**Task details**
Go through the listing beneath this task and return every line that carries the string "добавок".

Some records:
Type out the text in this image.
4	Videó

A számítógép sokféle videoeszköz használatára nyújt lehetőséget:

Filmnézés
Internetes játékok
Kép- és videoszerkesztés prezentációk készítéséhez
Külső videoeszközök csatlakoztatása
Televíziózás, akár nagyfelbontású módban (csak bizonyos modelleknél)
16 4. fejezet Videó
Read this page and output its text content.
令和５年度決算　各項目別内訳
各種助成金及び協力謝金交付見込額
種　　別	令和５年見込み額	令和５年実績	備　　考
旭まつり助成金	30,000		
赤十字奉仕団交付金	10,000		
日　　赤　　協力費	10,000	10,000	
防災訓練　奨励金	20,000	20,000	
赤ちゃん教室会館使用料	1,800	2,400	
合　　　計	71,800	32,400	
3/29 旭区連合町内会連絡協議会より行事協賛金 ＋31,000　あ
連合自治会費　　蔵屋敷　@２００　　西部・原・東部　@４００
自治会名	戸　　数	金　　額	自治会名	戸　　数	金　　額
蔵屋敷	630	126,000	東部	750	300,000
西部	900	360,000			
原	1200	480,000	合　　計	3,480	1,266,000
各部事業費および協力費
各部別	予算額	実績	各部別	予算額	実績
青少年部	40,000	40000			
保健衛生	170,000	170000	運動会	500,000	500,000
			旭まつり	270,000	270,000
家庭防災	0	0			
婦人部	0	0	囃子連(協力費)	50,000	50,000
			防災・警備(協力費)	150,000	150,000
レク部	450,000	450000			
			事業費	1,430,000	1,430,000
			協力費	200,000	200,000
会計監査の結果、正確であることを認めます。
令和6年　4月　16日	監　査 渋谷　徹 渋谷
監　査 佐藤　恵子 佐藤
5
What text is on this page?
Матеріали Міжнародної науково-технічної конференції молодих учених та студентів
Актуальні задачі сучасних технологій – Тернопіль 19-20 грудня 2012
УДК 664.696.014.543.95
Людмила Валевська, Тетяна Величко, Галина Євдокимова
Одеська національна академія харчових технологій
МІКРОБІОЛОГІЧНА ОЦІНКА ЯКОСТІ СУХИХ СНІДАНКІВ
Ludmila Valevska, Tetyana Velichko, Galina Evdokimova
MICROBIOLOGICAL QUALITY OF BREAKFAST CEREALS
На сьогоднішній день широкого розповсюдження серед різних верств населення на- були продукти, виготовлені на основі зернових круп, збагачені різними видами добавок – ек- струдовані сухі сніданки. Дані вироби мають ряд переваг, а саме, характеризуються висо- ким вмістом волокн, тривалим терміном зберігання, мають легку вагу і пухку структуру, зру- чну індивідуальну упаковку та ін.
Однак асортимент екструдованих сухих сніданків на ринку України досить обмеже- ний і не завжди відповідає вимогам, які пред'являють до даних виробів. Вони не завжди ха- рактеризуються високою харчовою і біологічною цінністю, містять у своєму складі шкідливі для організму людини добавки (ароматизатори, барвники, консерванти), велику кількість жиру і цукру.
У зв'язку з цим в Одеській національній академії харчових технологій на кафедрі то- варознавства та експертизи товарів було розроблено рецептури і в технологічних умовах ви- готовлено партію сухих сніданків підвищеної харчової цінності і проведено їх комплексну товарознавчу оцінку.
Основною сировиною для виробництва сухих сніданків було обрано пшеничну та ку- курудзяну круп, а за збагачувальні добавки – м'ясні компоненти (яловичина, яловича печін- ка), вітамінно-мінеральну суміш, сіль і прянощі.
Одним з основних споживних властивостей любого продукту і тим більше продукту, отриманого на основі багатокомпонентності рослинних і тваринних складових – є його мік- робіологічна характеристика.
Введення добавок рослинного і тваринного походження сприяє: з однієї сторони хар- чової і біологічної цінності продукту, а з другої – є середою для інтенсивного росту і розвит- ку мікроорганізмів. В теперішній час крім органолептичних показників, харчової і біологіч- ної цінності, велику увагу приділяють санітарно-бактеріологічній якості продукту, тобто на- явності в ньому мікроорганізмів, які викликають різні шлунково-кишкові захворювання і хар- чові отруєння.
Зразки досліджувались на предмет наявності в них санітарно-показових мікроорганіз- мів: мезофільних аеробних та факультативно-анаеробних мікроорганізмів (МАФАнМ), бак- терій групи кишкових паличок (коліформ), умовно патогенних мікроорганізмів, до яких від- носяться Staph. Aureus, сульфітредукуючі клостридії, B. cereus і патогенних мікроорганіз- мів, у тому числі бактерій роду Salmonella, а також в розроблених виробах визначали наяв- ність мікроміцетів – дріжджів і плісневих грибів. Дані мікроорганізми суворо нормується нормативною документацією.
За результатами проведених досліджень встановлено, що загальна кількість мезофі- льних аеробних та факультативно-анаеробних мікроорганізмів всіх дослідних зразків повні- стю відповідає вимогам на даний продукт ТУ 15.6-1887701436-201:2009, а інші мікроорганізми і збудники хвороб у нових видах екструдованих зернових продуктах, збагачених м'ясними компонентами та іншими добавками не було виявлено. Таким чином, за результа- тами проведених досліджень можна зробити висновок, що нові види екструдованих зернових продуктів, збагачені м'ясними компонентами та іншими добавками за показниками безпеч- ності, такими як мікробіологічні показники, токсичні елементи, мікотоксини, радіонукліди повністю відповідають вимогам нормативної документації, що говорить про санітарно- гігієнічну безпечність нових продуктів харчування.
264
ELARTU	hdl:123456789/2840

**Answer below**
На сьогоднішній день широкого розповсюдження серед різних верств населення на- були продукти, виготовлені на основі зернових круп, збагачені різними видами добавок – ек- струдовані сухі сніданки. Дані вироби мають ряд переваг, а саме, характеризуються висо- ким вмістом волокн, тривалим терміном зберігання, мають легку вагу і пухку структуру, зру- чну індивідуальну упаковку та ін.
Введення добавок рослинного і тваринного походження сприяє: з однієї сторони хар- чової і біологічної цінності продукту, а з другої – є середою для інтенсивного росту і розвит- ку мікроорганізмів. В теперішній час крім органолептичних показників, харчової і біологіч- ної цінності, велику увагу приділяють санітарно-бактеріологічній якості продукту, тобто на- явності в ньому мікроорганізмів, які викликають різні шлунково-кишкові захворювання і хар- чові отруєння.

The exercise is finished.